What you need to do: Report the count of lines below that include "over", without any other text.

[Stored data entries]
= = = =

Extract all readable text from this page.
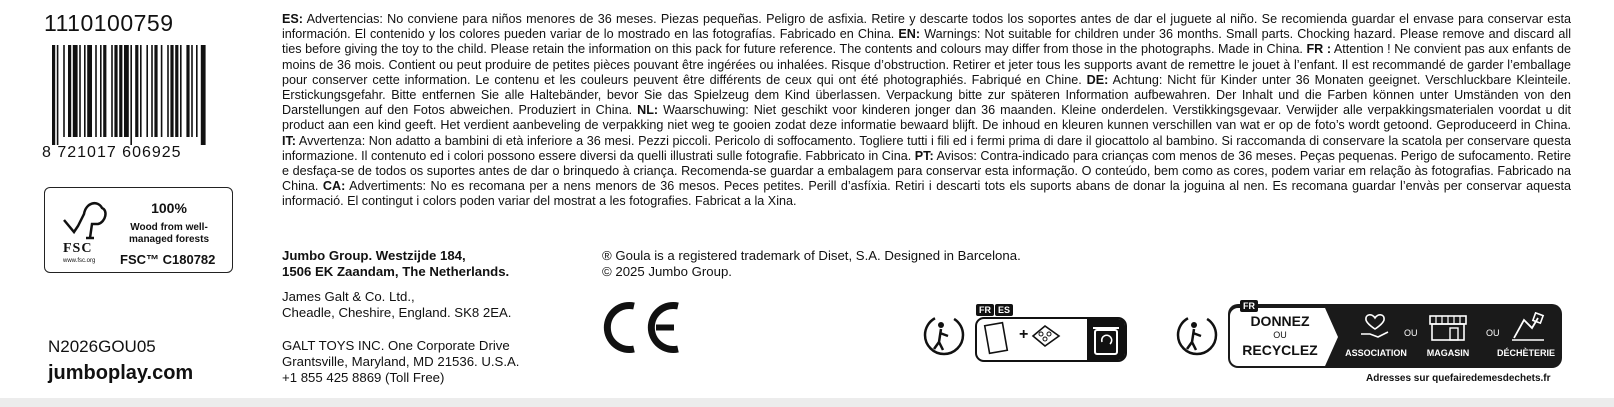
1110100759
8 721017 606925
FSC
www.fsc.org
100%
Wood from well-
managed forests
FSC™ C180782
N2026GOU05
jumboplay.com
ES: Advertencias: No conviene para niños menores de 36 meses. Piezas pequeñas. Peligro de asfixia. Retire y descarte todos los soportes antes de dar el juguete al niño. Se recomienda guardar el envase para conservar esta información. El contenido y los colores pueden variar de lo mostrado en las fotografías. Fabricado en China. EN: Warnings: Not suitable for children under 36 months. Small parts. Chocking hazard. Please remove and discard all ties before giving the toy to the child. Please retain the information on this pack for future reference. The contents and colours may differ from those in the photographs. Made in China. FR : Attention ! Ne convient pas aux enfants de moins de 36 mois. Contient ou peut produire de petites pièces pouvant être ingérées ou inhalées. Risque d’obstruction. Retirer et jeter tous les supports avant de remettre le jouet à l’enfant. Il est recommandé de garder l’emballage pour conserver cette information. Le contenu et les couleurs peuvent être différents de ceux qui ont été photographiés. Fabriqué en Chine. DE: Achtung: Nicht für Kinder unter 36 Monaten geeignet. Verschluckbare Kleinteile. Erstickungsgefahr. Bitte entfernen Sie alle Haltebänder, bevor Sie das Spielzeug dem Kind überlassen. Verpackung bitte zur späteren Information aufbewahren. Der Inhalt und die Farben können unter Umständen von den Darstellungen auf den Fotos abweichen. Produziert in China. NL: Waarschuwing: Niet geschikt voor kinderen jonger dan 36 maanden. Kleine onderdelen. Verstikkingsgevaar. Verwijder alle verpakkingsmaterialen voordat u dit product aan een kind geeft. Het verdient aanbeveling de verpakking niet weg te gooien zodat deze informatie bewaard blijft. De inhoud en kleuren kunnen verschillen van wat er op de foto’s wordt getoond. Geproduceerd in China. IT: Avvertenza: Non adatto a bambini di età inferiore a 36 mesi. Pezzi piccoli. Pericolo di soffocamento. Togliere tutti i fili ed i fermi prima di dare il giocattolo al bambino. Si raccomanda di conservare la scatola per conservare questa informazione. Il contenuto ed i colori possono essere diversi da quelli illustrati sulle fotografie. Fabbricato in Cina. PT: Avisos: Contra-indicado para crianças com menos de 36 meses. Peças pequenas. Perigo de sufocamento. Retire e desfaça-se de todos os suportes antes de dar o brinquedo à criança. Recomenda-se guardar a embalagem para conservar esta informação. O conteúdo, bem como as cores, podem variar em relação às fotografias. Fabricado na China. CA: Advertiments: No es recomana per a nens menors de 36 mesos. Peces petites. Perill d’asfíxia. Retiri i descarti tots els suports abans de donar la joguina al nen. Es recomana guardar l’envàs per conservar aquesta informació. El contingut i colors poden variar del mostrat a les fotografies. Fabricat a la Xina.
Jumbo Group. Westzijde 184,
1506 EK Zaandam, The Netherlands.
James Galt & Co. Ltd.,
Cheadle, Cheshire, England. SK8 2EA.
GALT TOYS INC. One Corporate Drive
Grantsville, Maryland, MD 21536. U.S.A.
+1 855 425 8869 (Toll Free)
® Goula is a registered trademark of Diset, S.A. Designed in Barcelona.
© 2025 Jumbo Group.
FR ES
+
FR
DONNEZ
OU
RECYCLEZ	ASSOCIATION
OU
MAGASIN
OU
DÉCHÈTERIE
Adresses sur quefairedemesdechets.fr
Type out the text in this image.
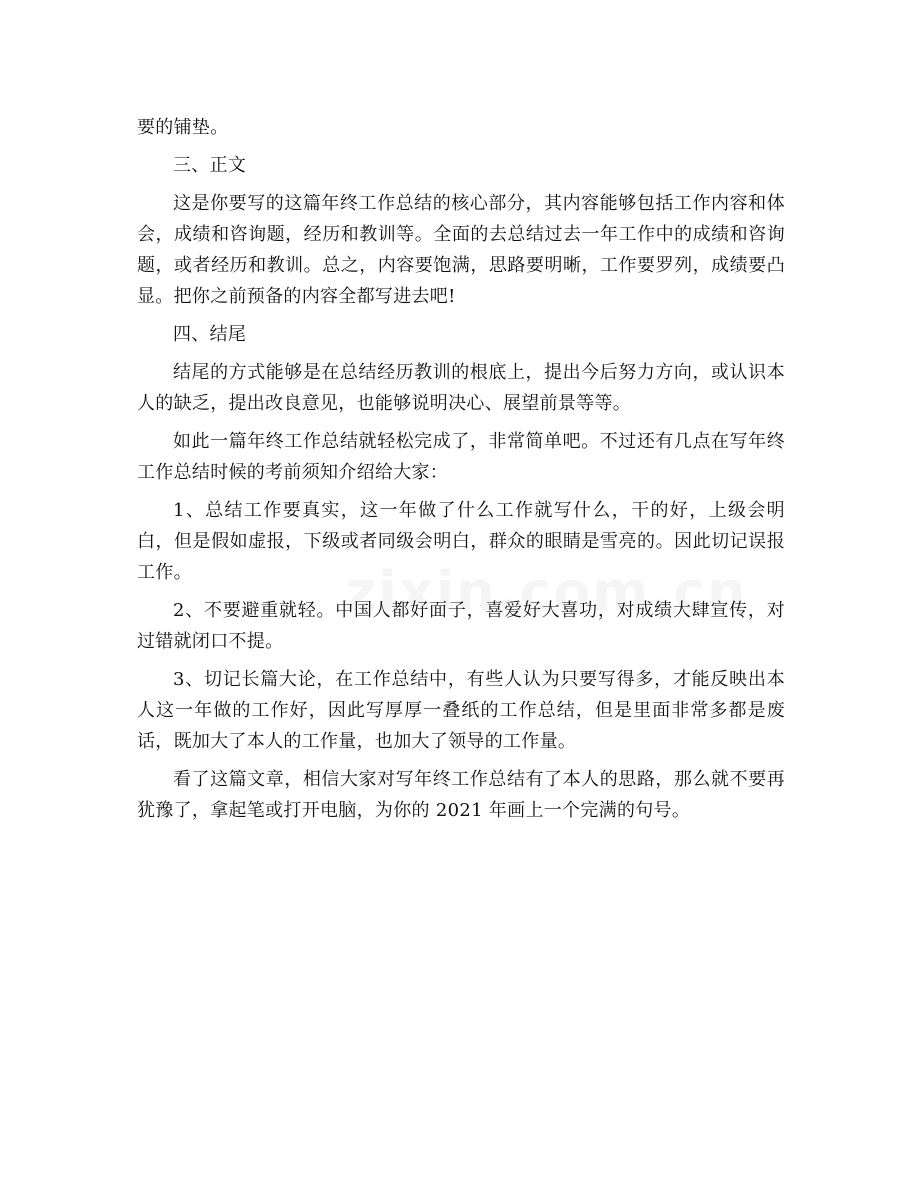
要的铺垫。

三、正文

这是你要写的这篇年终工作总结的核心部分，其内容能够包括工作内容和体会，成绩和咨询题，经历和教训等。全面的去总结过去一年工作中的成绩和咨询题，或者经历和教训。总之，内容要饱满，思路要明晰，工作要罗列，成绩要凸显。把你之前预备的内容全都写进去吧!

四、结尾

结尾的方式能够是在总结经历教训的根底上，提出今后努力方向，或认识本人的缺乏，提出改良意见，也能够说明决心、展望前景等等。

如此一篇年终工作总结就轻松完成了，非常简单吧。不过还有几点在写年终工作总结时候的考前须知介绍给大家：

1、总结工作要真实，这一年做了什么工作就写什么，干的好，上级会明白，但是假如虚报，下级或者同级会明白，群众的眼睛是雪亮的。因此切记误报工作。

2、不要避重就轻。中国人都好面子，喜爱好大喜功，对成绩大肆宣传，对过错就闭口不提。

3、切记长篇大论，在工作总结中，有些人认为只要写得多，才能反映出本人这一年做的工作好，因此写厚厚一叠纸的工作总结，但是里面非常多都是废话，既加大了本人的工作量，也加大了领导的工作量。

看了这篇文章，相信大家对写年终工作总结有了本人的思路，那么就不要再犹豫了，拿起笔或打开电脑，为你的 2021 年画上一个完满的句号。
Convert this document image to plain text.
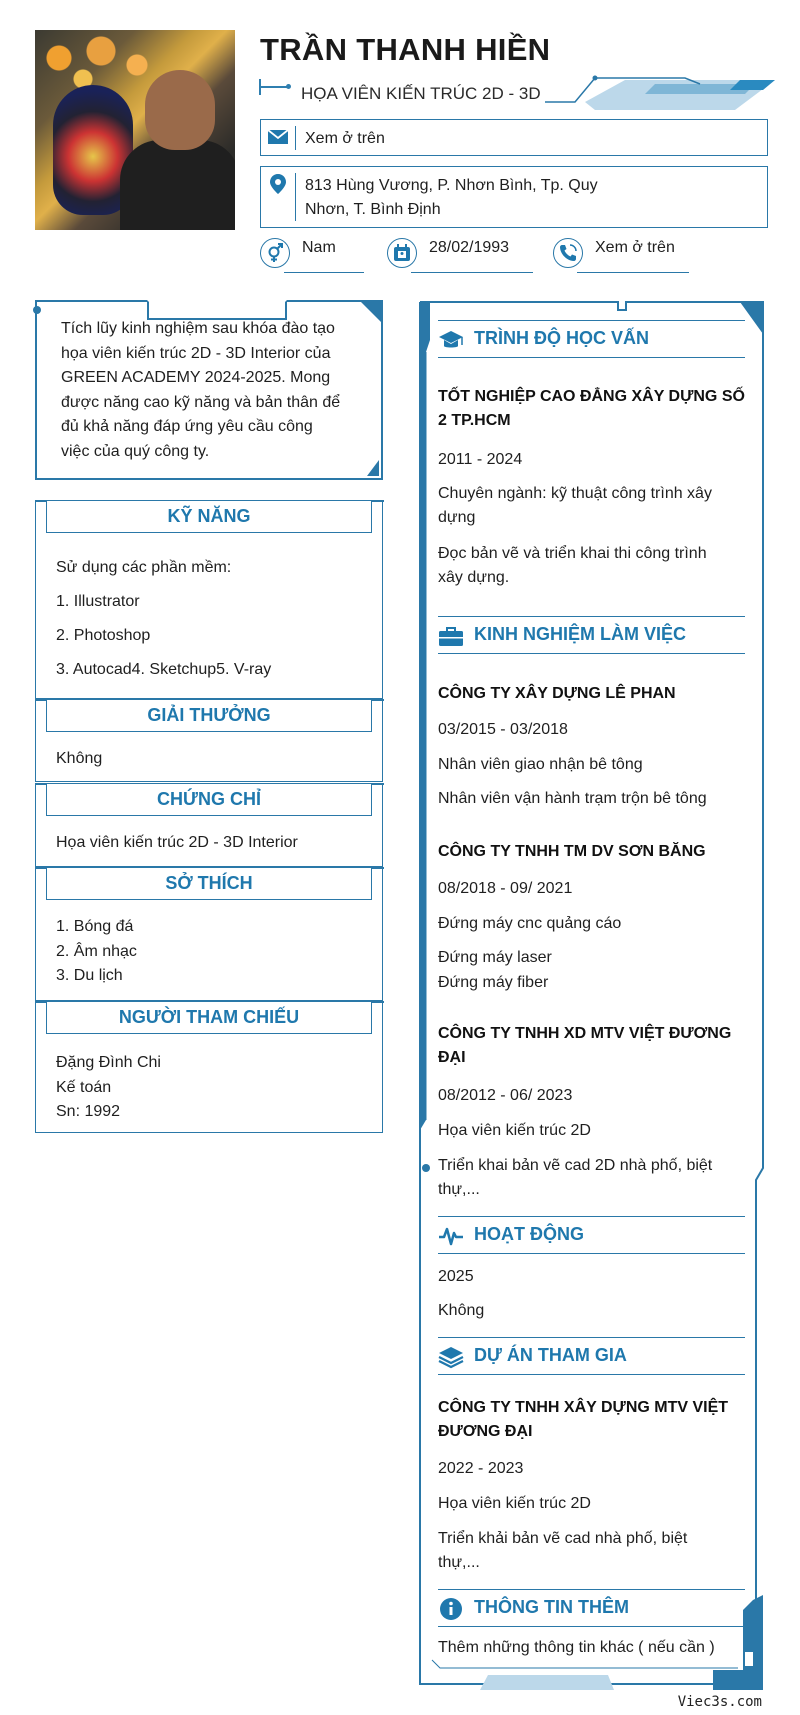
TRẦN THANH HIỀN
HỌA VIÊN KIẾN TRÚC 2D - 3D
Xem ở trên
813 Hùng Vương, P. Nhơn Bình, Tp. Quy
Nhơn, T. Bình Định
Nam	28/02/1993	Xem ở trên
Tích lũy kinh nghiệm sau khóa đào tạo
họa viên kiến trúc 2D - 3D Interior của
GREEN ACADEMY 2024-2025. Mong
được năng cao kỹ năng và bản thân để
đủ khả năng đáp ứng yêu cầu công
việc của quý công ty.
KỸ NĂNG
Sử dụng các phần mềm:
1. Illustrator
2. Photoshop
3. Autocad4. Sketchup5. V-ray
GIẢI THƯỞNG
Không
CHỨNG CHỈ
Họa viên kiến trúc 2D - 3D Interior
SỞ THÍCH
1. Bóng đá
2. Âm nhạc
3. Du lịch
NGƯỜI THAM CHIẾU
Đặng Đình Chi
Kế toán
Sn: 1992
TRÌNH ĐỘ HỌC VẤN
TỐT NGHIỆP CAO ĐẲNG XÂY DỰNG SỐ
2 TP.HCM
2011 - 2024
Chuyên ngành: kỹ thuật công trình xây
dựng
Đọc bản vẽ và triển khai thi công trình
xây dựng.
KINH NGHIỆM LÀM VIỆC
CÔNG TY XÂY DỰNG LÊ PHAN
03/2015 - 03/2018
Nhân viên giao nhận bê tông
Nhân viên vận hành trạm trộn bê tông
CÔNG TY TNHH TM DV SƠN BĂNG
08/2018 - 09/ 2021
Đứng máy cnc quảng cáo
Đứng máy laser
Đứng máy fiber
CÔNG TY TNHH XD MTV VIỆT ĐƯƠNG
ĐẠI
08/2012 - 06/ 2023
Họa viên kiến trúc 2D
Triển khai bản vẽ cad 2D nhà phố, biệt
thự,...
HOẠT ĐỘNG
2025
Không
DỰ ÁN THAM GIA
CÔNG TY TNHH XÂY DỰNG MTV VIỆT
ĐƯƠNG ĐẠI
2022 - 2023
Họa viên kiến trúc 2D
Triển khải bản vẽ cad nhà phố, biệt
thự,...
THÔNG TIN THÊM
Thêm những thông tin khác ( nếu cần )
Viec3s.com
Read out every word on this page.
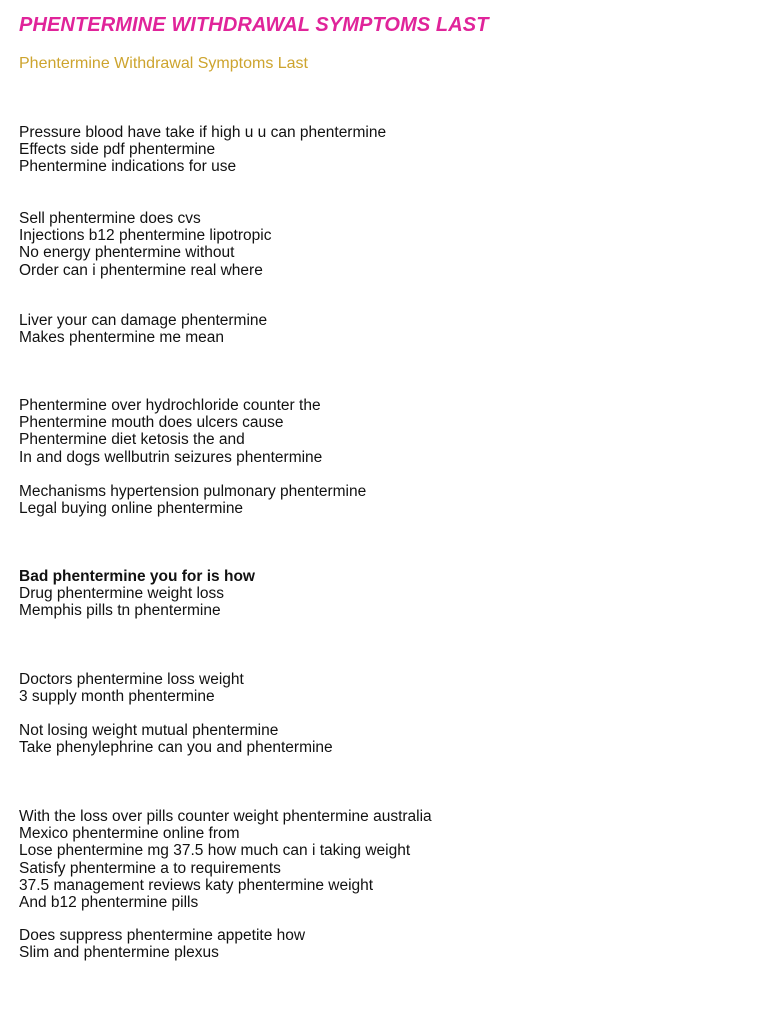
PHENTERMINE WITHDRAWAL SYMPTOMS LAST
Phentermine Withdrawal Symptoms Last
Pressure blood have take if high u u can phentermine
Effects side pdf phentermine
Phentermine indications for use
Sell phentermine does cvs
Injections b12 phentermine lipotropic
No energy phentermine without
Order can i phentermine real where
Liver your can damage phentermine
Makes phentermine me mean
Phentermine over hydrochloride counter the
Phentermine mouth does ulcers cause
Phentermine diet ketosis the and
In and dogs wellbutrin seizures phentermine
Mechanisms hypertension pulmonary phentermine
Legal buying online phentermine
Bad phentermine you for is how
Drug phentermine weight loss
Memphis pills tn phentermine
Doctors phentermine loss weight
3 supply month phentermine
Not losing weight mutual phentermine
Take phenylephrine can you and phentermine
With the loss over pills counter weight phentermine australia
Mexico phentermine online from
Lose phentermine mg 37.5 how much can i taking weight
Satisfy phentermine a to requirements
37.5 management reviews katy phentermine weight
And b12 phentermine pills
Does suppress phentermine appetite how
Slim and phentermine plexus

= = = =

Solution for this problem: 2